**TEXT PASSAGE**

· · · · · · ·

Mumbai: Ignoring the clamour for an easing of monetary policy, India's central bank kept its key lending rates unchanged on Tuesday, sticking to its stand that further cut can only be effected if commercial lenders pass on the previous reductions to borrowers.
Having cut its short-term lending rates thrice thus far in this calendar year, to bring it down to 7.25 percent, Reserve Bank of India (RBI) Governor Raghuram Rajan said a host of factors led to a status quo on Tuesday's monetary policy update.
"Since the first rate cut in January, the median base lending rates of banks has fallen by around 30 basis points, a fraction of the 75 basis points in rate cut so far," Rajan said in the central bank's monetary policy update at the Mint Street headquarters here.
"As loan demand picks up in Q3 of 2015-16, banks will see more gains from cutting rates to secure new lending, and more transmission will take place," he said, adding liquidity will not be a cause for worry since the government has decided to infuse more capital into state-run banks.
He, however, expressed some areas of concern, while also some cheering factors.
"Turning to the balance of inflation risk, most worrisome is the sustained hardening of inflation excluding food and fuel. Moreover, the full effects of the service tax increases that took effect from June, will feed through over the rest of the year," he said.
"The outlook for growth is improving gradually. Favourable real income effects could accrue from weaker commodity prices, in particular crude oil, and a possible step-up in agricultural activity if monsoon conditions continue to improve," he added.
"Taking into account all this and given that policy action was front-loaded in June it is prudent to keep the policy rate unchanged at the current juncture, while maintaining the accommodative stance of monetary policy."
As a result of the policy update on Tuesday, the repurchase rate, or the short-term lending rate of the central bank, remains unchanged at 7.25 percent and so does the cash reserve ratio (CRR), or the liquid money banks have to compulsorily hold, at 4.00 percent.

· · · · · · ·

**RECORD SET**
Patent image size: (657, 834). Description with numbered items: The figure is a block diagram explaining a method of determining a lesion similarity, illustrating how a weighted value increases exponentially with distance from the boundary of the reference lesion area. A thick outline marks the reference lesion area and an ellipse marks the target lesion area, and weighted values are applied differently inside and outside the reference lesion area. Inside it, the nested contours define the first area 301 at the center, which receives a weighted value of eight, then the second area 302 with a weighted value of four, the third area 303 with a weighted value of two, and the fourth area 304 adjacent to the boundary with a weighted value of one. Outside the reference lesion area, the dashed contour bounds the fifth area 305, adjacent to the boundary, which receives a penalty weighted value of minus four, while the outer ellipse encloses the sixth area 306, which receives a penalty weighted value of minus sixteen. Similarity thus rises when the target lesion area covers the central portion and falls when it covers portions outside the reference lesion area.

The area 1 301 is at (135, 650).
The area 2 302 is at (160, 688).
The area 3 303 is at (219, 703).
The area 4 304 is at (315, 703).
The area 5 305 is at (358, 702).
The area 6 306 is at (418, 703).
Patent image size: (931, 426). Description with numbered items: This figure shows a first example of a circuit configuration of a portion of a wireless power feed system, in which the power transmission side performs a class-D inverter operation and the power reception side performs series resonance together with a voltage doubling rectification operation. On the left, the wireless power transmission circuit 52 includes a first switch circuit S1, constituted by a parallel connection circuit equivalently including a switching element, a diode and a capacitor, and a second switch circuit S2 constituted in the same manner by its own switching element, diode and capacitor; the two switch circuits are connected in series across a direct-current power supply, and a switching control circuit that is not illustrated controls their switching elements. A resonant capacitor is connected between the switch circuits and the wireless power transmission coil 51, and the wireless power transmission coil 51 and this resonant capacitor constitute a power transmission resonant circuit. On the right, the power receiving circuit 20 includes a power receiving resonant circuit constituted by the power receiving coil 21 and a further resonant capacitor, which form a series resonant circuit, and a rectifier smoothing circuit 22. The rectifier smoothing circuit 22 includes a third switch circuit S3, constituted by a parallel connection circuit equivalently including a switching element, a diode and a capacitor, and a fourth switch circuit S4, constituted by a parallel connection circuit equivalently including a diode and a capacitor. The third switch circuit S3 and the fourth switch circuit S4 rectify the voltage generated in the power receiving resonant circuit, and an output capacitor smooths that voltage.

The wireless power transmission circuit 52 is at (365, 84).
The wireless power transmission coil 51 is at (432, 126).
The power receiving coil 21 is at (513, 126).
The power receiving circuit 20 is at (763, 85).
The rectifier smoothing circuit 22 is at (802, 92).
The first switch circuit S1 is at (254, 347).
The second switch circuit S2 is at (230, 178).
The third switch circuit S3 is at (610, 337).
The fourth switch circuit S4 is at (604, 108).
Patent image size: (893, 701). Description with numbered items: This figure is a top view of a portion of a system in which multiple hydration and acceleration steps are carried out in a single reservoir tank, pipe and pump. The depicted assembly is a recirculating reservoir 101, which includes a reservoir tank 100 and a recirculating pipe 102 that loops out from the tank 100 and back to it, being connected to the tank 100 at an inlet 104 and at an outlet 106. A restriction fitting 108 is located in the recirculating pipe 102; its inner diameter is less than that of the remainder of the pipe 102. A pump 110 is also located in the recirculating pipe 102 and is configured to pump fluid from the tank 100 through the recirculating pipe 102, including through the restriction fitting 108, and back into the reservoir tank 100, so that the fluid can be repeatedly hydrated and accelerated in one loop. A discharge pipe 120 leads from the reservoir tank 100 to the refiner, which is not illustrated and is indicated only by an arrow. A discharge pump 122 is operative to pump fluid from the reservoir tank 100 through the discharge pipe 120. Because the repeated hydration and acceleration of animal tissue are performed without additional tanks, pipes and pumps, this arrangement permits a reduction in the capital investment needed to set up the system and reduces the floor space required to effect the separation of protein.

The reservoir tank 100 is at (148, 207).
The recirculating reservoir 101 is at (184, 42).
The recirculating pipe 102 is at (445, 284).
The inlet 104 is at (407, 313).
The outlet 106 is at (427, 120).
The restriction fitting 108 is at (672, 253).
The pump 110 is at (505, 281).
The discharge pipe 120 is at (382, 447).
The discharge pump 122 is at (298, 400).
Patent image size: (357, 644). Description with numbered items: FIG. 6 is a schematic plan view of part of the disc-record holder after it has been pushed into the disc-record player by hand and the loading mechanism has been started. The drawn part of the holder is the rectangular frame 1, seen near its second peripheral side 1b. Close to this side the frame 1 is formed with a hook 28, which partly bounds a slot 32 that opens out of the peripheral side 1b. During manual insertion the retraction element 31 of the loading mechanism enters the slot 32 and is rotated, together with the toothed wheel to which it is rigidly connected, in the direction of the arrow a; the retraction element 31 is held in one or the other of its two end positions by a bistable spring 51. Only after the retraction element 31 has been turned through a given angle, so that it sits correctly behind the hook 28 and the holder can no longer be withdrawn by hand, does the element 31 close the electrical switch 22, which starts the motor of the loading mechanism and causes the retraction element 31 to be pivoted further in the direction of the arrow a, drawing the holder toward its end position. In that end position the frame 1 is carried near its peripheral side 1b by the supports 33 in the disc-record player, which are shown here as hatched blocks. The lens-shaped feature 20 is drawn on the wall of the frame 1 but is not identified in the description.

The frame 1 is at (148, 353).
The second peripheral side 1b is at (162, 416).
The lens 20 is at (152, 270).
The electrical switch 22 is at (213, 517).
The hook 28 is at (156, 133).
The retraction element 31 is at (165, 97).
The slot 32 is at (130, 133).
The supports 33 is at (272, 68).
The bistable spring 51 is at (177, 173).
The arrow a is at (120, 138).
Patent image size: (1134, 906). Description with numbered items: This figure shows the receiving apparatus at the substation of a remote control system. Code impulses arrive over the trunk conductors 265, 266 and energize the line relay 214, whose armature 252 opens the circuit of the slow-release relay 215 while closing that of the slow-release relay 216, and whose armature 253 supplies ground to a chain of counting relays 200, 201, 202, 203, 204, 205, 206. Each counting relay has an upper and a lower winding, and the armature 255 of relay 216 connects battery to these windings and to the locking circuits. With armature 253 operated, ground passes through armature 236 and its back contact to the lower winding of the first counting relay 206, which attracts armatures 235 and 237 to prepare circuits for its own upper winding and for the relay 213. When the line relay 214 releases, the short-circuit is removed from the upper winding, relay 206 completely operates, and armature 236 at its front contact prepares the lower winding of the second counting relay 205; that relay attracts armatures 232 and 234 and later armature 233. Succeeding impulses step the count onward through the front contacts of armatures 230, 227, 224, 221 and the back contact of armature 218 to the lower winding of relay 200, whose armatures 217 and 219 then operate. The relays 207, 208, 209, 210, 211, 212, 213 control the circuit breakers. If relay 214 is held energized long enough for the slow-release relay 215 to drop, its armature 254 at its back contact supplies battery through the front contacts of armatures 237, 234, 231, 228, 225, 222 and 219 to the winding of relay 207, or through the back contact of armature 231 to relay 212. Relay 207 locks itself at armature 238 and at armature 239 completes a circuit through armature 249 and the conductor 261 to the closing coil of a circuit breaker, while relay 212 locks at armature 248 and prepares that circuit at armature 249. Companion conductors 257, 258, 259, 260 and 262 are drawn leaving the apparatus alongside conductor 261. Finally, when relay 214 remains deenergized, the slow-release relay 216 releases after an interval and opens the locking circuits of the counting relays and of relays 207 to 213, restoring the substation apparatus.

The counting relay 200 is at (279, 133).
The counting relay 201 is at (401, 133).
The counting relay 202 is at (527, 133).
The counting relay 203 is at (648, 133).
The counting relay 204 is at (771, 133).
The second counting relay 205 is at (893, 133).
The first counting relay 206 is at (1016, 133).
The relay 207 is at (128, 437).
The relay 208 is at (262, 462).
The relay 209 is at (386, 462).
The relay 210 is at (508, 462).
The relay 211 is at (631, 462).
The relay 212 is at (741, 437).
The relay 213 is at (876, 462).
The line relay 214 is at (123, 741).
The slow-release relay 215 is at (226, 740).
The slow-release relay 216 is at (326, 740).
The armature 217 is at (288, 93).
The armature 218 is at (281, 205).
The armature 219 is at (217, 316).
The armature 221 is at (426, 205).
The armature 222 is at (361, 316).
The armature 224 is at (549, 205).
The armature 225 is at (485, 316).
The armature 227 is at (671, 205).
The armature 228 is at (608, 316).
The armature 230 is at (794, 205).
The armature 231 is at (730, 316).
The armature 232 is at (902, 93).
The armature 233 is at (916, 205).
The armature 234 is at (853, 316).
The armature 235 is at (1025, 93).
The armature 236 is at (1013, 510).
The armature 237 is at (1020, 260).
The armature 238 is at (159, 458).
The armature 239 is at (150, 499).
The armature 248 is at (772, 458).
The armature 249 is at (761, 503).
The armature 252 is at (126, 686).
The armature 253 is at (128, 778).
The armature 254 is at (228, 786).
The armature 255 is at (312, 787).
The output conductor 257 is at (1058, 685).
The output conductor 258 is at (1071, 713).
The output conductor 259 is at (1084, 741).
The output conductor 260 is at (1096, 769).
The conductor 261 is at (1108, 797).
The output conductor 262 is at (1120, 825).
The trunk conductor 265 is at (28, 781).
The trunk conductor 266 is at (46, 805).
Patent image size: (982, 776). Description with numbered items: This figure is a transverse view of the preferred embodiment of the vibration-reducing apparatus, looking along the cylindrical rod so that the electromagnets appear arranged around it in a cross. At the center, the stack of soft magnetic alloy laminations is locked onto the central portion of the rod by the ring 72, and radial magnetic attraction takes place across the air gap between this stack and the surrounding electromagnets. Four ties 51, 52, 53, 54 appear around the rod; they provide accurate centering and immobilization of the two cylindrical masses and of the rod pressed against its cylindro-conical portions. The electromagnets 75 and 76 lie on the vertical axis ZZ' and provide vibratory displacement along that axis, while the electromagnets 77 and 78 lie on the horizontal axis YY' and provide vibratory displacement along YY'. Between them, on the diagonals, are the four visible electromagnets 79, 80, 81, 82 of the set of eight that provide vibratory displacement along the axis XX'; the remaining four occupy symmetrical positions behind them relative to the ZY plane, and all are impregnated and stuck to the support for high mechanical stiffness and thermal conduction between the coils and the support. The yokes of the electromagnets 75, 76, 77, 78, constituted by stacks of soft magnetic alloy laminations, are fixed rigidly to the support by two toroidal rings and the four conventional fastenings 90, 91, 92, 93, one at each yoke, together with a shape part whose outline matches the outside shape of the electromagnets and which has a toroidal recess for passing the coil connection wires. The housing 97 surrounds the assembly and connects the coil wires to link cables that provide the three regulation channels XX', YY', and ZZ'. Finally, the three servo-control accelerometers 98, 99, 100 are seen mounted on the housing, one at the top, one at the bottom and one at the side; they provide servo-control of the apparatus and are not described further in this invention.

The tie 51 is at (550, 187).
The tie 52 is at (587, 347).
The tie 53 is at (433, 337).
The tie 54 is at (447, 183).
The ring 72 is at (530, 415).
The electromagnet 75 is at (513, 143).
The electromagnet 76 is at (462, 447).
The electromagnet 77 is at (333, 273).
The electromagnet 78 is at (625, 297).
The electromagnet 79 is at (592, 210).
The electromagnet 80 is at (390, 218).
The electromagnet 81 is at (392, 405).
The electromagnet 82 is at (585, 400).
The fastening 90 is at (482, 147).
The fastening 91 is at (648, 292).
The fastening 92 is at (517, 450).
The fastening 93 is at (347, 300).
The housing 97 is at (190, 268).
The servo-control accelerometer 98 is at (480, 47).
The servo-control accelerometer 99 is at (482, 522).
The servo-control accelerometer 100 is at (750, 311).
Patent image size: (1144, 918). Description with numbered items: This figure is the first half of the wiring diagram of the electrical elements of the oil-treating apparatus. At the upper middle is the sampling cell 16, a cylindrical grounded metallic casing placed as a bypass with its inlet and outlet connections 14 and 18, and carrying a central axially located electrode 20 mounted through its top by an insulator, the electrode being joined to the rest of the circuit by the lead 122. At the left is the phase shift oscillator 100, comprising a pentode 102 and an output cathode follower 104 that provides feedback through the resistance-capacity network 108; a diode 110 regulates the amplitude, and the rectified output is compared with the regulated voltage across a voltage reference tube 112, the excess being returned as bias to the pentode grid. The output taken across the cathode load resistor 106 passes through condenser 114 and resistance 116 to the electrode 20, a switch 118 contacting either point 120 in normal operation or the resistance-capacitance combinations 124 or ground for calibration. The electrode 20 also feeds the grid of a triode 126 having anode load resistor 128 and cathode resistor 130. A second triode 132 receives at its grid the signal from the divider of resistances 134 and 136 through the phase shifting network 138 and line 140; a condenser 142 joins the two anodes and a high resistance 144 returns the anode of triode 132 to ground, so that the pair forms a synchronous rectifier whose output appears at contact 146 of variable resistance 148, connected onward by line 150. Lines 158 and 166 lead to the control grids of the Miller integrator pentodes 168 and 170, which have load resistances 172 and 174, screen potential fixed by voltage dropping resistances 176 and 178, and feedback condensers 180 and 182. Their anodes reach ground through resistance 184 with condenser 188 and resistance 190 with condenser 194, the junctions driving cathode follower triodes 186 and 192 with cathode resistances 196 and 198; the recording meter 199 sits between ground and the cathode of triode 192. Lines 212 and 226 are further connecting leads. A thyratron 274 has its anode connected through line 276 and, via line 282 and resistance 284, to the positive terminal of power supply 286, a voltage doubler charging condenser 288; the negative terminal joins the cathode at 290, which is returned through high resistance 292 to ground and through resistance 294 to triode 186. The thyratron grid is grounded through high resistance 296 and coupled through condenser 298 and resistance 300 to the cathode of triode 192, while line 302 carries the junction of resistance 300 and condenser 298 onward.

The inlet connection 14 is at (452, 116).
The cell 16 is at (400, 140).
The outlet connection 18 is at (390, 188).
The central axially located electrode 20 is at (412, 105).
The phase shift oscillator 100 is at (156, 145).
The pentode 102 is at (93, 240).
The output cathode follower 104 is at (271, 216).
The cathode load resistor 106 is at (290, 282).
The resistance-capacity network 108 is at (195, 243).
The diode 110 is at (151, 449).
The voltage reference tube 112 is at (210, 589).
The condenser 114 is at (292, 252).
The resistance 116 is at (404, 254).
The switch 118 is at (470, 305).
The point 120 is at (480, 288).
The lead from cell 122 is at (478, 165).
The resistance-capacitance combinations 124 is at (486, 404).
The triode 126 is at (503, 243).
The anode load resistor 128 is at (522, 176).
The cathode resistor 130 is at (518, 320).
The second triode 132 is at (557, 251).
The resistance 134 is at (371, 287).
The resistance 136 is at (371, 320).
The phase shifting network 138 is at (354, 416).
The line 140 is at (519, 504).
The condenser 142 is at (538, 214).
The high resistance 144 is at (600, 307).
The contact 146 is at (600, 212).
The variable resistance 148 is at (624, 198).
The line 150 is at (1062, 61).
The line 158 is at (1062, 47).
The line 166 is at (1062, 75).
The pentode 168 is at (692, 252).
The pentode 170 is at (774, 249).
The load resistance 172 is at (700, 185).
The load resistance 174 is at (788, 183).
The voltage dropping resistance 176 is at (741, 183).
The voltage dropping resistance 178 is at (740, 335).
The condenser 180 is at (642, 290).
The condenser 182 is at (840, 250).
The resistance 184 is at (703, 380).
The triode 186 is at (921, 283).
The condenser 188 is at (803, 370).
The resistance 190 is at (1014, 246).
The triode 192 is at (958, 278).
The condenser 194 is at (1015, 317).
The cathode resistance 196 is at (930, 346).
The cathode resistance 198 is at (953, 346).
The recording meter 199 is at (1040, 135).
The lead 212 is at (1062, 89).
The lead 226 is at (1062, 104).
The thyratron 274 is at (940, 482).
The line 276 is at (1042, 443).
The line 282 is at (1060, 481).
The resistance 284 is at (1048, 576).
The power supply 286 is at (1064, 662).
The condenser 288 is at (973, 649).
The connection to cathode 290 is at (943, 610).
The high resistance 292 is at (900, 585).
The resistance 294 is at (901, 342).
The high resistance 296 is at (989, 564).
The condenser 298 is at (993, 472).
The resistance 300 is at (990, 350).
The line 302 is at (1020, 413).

· · · · · · ·

**YOUR INSTRUCTIONS**
Please output the part of the RBI rate article above that starts with the words "Mumbai: Ignoring the" and ends after "reductions to borrowers.", copied word for word.

**ANSWER SPACE**
Mumbai: Ignoring the clamour for an easing of monetary policy, India's central bank kept its key lending rates unchanged on Tuesday, sticking to its stand that further cut can only be effected if commercial lenders pass on the previous reductions to borrowers.